Problem statement:
Search the material for the word "Prevention" and report each line where it turns up.

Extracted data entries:
***
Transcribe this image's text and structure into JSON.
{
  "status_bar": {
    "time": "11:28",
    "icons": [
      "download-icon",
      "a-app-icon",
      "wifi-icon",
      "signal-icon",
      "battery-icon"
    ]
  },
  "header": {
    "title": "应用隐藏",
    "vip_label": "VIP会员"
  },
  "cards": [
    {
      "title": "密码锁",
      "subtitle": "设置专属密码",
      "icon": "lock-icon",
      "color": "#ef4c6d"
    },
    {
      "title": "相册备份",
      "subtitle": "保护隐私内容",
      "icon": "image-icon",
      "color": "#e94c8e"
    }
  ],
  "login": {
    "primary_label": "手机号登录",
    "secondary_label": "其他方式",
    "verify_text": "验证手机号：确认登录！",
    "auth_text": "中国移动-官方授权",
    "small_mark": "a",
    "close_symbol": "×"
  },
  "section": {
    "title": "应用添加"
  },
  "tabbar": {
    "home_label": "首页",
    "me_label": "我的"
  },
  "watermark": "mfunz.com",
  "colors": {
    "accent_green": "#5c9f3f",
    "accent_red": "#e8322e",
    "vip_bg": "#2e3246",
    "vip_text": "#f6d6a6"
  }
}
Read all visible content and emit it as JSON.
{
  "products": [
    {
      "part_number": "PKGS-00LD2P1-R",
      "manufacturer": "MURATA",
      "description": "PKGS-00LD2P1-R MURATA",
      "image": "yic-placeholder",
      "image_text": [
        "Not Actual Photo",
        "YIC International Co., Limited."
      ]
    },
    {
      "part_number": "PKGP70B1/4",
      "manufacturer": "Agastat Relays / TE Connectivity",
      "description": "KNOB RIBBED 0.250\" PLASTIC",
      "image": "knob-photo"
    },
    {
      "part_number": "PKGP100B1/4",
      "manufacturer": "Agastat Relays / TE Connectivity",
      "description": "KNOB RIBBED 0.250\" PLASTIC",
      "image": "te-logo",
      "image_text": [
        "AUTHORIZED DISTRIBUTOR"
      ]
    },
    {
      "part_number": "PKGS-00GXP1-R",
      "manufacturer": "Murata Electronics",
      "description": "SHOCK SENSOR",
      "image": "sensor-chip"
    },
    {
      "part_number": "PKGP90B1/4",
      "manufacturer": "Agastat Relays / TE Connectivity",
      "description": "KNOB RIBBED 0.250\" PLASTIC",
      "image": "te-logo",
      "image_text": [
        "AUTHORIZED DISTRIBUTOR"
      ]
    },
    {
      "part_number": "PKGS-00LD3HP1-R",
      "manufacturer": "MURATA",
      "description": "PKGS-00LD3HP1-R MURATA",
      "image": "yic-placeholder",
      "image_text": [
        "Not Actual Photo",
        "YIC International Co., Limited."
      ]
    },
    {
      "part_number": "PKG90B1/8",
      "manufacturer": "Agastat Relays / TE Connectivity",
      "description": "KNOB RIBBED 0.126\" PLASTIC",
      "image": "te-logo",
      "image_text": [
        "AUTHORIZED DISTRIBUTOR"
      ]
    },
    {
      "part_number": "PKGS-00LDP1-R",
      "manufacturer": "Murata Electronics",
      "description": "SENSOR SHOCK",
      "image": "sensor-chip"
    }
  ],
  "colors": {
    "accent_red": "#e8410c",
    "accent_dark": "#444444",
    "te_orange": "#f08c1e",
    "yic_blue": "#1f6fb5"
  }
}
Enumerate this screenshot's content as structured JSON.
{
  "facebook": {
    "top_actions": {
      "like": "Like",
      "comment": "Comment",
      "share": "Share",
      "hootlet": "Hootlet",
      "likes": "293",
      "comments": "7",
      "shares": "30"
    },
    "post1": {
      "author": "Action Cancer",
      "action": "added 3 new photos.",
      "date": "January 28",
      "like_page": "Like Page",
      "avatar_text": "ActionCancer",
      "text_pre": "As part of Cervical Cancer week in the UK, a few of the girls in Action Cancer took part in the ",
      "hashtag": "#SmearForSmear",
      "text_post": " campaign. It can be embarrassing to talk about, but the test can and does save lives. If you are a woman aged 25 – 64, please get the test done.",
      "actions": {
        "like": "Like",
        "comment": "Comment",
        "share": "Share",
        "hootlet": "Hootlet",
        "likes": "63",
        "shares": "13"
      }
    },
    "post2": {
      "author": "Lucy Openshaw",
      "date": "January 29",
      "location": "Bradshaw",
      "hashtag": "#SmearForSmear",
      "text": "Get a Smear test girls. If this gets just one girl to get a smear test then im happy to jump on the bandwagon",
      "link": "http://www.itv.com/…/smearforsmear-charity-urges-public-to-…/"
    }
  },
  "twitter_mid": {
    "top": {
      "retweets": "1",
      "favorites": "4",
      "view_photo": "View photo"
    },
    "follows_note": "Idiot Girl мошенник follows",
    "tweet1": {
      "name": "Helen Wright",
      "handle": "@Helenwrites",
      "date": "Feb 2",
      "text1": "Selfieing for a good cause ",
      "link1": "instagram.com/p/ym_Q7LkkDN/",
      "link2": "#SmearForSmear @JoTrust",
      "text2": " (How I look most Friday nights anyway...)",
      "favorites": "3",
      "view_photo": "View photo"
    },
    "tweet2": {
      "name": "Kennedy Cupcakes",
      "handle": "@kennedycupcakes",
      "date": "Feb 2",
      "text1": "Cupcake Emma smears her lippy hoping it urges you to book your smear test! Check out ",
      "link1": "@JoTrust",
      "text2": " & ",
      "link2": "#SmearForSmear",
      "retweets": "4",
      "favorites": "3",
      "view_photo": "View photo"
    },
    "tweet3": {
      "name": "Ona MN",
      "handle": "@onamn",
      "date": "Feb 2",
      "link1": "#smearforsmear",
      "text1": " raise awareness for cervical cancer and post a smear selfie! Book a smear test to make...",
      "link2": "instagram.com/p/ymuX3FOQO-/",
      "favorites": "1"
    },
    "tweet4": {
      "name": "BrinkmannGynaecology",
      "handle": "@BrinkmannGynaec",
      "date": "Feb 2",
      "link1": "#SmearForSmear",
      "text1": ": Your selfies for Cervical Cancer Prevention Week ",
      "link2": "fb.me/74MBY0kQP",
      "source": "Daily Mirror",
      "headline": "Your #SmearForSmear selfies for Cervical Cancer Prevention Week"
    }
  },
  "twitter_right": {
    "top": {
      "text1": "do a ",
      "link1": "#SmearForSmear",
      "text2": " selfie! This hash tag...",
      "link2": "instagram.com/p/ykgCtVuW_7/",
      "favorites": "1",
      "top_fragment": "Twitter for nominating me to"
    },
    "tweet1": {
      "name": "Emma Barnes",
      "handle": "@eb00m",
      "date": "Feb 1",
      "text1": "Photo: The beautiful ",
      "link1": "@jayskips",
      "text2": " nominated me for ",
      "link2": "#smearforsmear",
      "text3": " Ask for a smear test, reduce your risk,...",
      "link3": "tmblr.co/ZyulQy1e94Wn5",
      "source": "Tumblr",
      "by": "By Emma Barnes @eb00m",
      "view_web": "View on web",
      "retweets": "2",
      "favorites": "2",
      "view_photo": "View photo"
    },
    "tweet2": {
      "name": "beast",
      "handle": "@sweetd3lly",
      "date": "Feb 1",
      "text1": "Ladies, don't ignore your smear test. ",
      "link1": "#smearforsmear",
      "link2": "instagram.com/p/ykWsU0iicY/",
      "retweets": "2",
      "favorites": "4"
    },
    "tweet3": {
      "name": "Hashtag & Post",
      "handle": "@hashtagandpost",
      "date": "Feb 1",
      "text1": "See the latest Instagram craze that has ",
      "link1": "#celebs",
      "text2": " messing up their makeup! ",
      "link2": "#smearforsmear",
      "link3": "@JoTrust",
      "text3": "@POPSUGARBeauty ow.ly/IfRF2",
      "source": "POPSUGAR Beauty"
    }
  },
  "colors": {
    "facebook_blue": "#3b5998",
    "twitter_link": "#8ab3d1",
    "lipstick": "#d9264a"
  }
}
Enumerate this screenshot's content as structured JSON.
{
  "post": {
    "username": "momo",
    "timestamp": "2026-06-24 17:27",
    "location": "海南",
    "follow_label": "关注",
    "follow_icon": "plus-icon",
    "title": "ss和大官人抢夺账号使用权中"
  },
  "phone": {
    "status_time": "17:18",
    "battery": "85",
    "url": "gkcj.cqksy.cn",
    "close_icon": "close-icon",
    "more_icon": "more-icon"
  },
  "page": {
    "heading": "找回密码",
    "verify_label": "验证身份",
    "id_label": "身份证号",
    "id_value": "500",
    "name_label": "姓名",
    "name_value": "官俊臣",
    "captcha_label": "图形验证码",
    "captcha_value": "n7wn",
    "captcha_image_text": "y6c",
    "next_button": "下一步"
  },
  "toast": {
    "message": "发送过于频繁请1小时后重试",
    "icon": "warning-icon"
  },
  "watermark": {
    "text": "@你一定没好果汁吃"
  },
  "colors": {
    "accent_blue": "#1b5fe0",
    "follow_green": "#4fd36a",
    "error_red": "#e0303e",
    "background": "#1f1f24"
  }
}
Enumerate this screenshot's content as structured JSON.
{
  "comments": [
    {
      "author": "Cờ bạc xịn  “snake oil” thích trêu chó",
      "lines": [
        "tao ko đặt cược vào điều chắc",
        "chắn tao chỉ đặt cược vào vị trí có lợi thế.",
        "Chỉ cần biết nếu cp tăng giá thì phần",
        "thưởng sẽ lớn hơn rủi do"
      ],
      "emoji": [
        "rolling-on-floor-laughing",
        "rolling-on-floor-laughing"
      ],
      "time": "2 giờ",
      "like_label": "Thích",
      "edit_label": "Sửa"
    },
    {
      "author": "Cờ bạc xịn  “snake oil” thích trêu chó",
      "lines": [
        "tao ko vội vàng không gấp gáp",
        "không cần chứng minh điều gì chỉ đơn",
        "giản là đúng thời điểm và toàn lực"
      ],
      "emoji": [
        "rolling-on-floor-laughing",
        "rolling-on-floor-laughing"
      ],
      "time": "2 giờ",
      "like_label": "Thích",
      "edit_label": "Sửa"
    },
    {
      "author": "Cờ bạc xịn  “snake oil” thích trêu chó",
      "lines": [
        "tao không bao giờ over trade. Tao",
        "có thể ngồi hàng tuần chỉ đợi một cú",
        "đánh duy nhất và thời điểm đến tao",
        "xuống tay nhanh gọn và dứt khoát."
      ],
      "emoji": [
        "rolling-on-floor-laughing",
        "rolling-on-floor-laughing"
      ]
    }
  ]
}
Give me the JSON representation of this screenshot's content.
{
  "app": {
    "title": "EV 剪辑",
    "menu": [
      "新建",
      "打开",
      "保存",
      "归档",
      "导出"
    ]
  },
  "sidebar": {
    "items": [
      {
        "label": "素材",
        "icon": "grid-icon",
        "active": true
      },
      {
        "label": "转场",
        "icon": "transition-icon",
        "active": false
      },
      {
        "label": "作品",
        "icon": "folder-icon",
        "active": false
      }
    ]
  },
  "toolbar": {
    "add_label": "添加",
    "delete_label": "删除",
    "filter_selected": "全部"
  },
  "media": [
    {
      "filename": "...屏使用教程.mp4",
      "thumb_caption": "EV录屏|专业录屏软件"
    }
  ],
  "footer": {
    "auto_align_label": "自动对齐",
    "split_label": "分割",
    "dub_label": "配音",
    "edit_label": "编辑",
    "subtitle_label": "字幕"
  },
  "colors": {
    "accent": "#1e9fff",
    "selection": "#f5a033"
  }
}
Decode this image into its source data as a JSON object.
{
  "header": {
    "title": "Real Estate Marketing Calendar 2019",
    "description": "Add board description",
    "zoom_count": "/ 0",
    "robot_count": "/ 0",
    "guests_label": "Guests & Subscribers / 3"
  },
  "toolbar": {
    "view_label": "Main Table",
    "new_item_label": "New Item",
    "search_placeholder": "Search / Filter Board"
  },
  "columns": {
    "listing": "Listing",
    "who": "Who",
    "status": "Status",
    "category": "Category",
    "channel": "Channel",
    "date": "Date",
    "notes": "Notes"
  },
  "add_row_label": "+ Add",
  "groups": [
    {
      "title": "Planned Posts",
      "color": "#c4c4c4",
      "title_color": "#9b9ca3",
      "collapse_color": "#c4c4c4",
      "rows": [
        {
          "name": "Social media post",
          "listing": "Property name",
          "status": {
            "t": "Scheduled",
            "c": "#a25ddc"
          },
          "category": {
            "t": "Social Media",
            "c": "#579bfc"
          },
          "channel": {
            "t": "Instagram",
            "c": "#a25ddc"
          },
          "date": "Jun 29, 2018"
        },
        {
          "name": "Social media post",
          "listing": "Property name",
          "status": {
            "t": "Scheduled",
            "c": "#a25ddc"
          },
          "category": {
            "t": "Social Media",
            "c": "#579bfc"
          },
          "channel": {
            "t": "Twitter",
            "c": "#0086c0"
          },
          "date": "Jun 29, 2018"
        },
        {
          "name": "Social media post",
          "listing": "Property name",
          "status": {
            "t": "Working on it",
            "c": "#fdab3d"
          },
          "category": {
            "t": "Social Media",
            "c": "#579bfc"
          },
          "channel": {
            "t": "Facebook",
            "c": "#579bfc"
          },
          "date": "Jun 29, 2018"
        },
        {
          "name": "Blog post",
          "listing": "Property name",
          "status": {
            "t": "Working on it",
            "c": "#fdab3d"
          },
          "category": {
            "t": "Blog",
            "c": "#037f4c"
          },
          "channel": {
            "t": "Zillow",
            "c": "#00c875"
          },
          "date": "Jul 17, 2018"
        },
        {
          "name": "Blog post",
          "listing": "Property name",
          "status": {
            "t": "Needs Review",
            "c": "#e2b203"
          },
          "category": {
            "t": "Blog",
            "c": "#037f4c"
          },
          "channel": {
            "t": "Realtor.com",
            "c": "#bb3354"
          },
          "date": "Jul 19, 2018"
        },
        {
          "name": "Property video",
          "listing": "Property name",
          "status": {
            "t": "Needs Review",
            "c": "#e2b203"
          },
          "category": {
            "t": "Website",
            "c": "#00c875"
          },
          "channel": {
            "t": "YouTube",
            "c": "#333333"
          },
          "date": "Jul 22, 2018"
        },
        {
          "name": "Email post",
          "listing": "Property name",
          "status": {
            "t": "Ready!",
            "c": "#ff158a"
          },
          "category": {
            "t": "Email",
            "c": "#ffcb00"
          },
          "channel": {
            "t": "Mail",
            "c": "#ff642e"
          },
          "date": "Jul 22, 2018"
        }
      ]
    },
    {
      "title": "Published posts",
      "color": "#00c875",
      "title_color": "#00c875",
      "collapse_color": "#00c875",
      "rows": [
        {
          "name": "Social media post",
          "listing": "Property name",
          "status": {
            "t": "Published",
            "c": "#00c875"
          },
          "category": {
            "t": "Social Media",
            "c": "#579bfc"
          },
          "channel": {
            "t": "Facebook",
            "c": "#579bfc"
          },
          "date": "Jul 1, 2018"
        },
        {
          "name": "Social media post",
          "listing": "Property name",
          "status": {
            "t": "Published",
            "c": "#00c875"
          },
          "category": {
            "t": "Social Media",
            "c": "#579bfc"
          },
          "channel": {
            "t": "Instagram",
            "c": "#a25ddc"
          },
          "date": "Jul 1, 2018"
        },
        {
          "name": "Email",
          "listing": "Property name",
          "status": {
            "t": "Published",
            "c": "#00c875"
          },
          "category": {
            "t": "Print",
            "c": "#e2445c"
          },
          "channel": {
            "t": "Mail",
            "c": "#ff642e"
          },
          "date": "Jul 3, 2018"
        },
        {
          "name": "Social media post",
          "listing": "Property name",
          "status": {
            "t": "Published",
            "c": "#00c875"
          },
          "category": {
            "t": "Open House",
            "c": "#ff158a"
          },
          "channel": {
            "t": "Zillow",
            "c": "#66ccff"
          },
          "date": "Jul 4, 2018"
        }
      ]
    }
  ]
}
***
The reply:
      "text1": ": Your selfies for Cervical Cancer Prevention Week ",
      "headline": "Your #SmearForSmear selfies for Cervical Cancer Prevention Week"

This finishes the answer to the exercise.